Input rows -
# # # # # # #
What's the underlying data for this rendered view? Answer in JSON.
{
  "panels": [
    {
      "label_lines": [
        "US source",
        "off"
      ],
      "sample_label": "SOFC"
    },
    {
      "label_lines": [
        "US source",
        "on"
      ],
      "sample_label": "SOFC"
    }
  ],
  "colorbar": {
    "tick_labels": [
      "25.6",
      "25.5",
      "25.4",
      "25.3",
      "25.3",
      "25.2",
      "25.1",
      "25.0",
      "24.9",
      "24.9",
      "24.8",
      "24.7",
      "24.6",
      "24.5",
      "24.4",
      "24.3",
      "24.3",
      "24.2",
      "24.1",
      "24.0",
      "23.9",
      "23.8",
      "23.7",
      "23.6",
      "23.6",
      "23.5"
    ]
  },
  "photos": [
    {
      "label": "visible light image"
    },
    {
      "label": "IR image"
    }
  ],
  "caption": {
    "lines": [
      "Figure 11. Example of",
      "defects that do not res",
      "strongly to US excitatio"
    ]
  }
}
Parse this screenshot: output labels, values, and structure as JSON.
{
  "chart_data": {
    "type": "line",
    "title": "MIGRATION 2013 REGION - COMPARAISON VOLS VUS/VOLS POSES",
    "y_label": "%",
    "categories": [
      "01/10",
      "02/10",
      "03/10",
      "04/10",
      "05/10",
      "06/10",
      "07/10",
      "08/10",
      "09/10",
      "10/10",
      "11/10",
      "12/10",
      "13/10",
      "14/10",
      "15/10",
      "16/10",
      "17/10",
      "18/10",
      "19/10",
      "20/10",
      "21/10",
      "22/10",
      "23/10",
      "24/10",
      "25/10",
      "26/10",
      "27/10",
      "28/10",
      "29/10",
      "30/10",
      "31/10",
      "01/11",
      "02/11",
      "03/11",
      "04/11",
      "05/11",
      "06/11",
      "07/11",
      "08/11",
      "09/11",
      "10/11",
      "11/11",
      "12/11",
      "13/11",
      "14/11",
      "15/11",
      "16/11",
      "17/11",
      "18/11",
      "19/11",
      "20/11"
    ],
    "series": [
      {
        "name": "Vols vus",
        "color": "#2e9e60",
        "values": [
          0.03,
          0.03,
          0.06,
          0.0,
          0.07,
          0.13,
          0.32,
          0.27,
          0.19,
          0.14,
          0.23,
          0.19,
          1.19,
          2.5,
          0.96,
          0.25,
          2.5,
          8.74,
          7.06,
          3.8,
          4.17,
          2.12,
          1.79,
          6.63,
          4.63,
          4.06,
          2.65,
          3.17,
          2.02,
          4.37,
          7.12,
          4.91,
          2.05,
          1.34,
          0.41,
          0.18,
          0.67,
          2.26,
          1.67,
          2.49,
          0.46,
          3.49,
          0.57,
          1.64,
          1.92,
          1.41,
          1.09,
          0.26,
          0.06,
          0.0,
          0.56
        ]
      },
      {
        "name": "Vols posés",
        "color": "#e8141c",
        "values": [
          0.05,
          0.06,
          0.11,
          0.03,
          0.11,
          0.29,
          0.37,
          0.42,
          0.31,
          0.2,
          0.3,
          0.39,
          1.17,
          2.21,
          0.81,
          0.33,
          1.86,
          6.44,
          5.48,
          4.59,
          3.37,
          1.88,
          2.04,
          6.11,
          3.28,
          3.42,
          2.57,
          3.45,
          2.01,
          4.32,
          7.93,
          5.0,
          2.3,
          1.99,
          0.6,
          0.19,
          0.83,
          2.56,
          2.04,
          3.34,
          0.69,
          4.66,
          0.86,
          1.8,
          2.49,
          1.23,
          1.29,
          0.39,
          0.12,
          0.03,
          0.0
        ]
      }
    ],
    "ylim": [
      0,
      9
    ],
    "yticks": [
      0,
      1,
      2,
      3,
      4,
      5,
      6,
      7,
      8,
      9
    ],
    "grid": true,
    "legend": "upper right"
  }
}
# # # # # # #
Objective -
Please reproduce the entire listing, exactly as shown.

Answer to the exercise -
What's the underlying data for this rendered view? Answer in JSON.
{
  "panels": [
    {
      "label_lines": [
        "US source",
        "off"
      ],
      "sample_label": "SOFC"
    },
    {
      "label_lines": [
        "US source",
        "on"
      ],
      "sample_label": "SOFC"
    }
  ],
  "colorbar": {
    "tick_labels": [
      "25.6",
      "25.5",
      "25.4",
      "25.3",
      "25.3",
      "25.2",
      "25.1",
      "25.0",
      "24.9",
      "24.9",
      "24.8",
      "24.7",
      "24.6",
      "24.5",
      "24.4",
      "24.3",
      "24.3",
      "24.2",
      "24.1",
      "24.0",
      "23.9",
      "23.8",
      "23.7",
      "23.6",
      "23.6",
      "23.5"
    ]
  },
  "photos": [
    {
      "label": "visible light image"
    },
    {
      "label": "IR image"
    }
  ],
  "caption": {
    "lines": [
      "Figure 11. Example of",
      "defects that do not res",
      "strongly to US excitatio"
    ]
  }
}
Parse this screenshot: output labels, values, and structure as JSON.
{
  "chart_data": {
    "type": "line",
    "title": "MIGRATION 2013 REGION - COMPARAISON VOLS VUS/VOLS POSES",
    "y_label": "%",
    "categories": [
      "01/10",
      "02/10",
      "03/10",
      "04/10",
      "05/10",
      "06/10",
      "07/10",
      "08/10",
      "09/10",
      "10/10",
      "11/10",
      "12/10",
      "13/10",
      "14/10",
      "15/10",
      "16/10",
      "17/10",
      "18/10",
      "19/10",
      "20/10",
      "21/10",
      "22/10",
      "23/10",
      "24/10",
      "25/10",
      "26/10",
      "27/10",
      "28/10",
      "29/10",
      "30/10",
      "31/10",
      "01/11",
      "02/11",
      "03/11",
      "04/11",
      "05/11",
      "06/11",
      "07/11",
      "08/11",
      "09/11",
      "10/11",
      "11/11",
      "12/11",
      "13/11",
      "14/11",
      "15/11",
      "16/11",
      "17/11",
      "18/11",
      "19/11",
      "20/11"
    ],
    "series": [
      {
        "name": "Vols vus",
        "color": "#2e9e60",
        "values": [
          0.03,
          0.03,
          0.06,
          0.0,
          0.07,
          0.13,
          0.32,
          0.27,
          0.19,
          0.14,
          0.23,
          0.19,
          1.19,
          2.5,
          0.96,
          0.25,
          2.5,
          8.74,
          7.06,
          3.8,
          4.17,
          2.12,
          1.79,
          6.63,
          4.63,
          4.06,
          2.65,
          3.17,
          2.02,
          4.37,
          7.12,
          4.91,
          2.05,
          1.34,
          0.41,
          0.18,
          0.67,
          2.26,
          1.67,
          2.49,
          0.46,
          3.49,
          0.57,
          1.64,
          1.92,
          1.41,
          1.09,
          0.26,
          0.06,
          0.0,
          0.56
        ]
      },
      {
        "name": "Vols posés",
        "color": "#e8141c",
        "values": [
          0.05,
          0.06,
          0.11,
          0.03,
          0.11,
          0.29,
          0.37,
          0.42,
          0.31,
          0.2,
          0.3,
          0.39,
          1.17,
          2.21,
          0.81,
          0.33,
          1.86,
          6.44,
          5.48,
          4.59,
          3.37,
          1.88,
          2.04,
          6.11,
          3.28,
          3.42,
          2.57,
          3.45,
          2.01,
          4.32,
          7.93,
          5.0,
          2.3,
          1.99,
          0.6,
          0.19,
          0.83,
          2.56,
          2.04,
          3.34,
          0.69,
          4.66,
          0.86,
          1.8,
          2.49,
          1.23,
          1.29,
          0.39,
          0.12,
          0.03,
          0.0
        ]
      }
    ],
    "ylim": [
      0,
      9
    ],
    "yticks": [
      0,
      1,
      2,
      3,
      4,
      5,
      6,
      7,
      8,
      9
    ],
    "grid": true,
    "legend": "upper right"
  }
}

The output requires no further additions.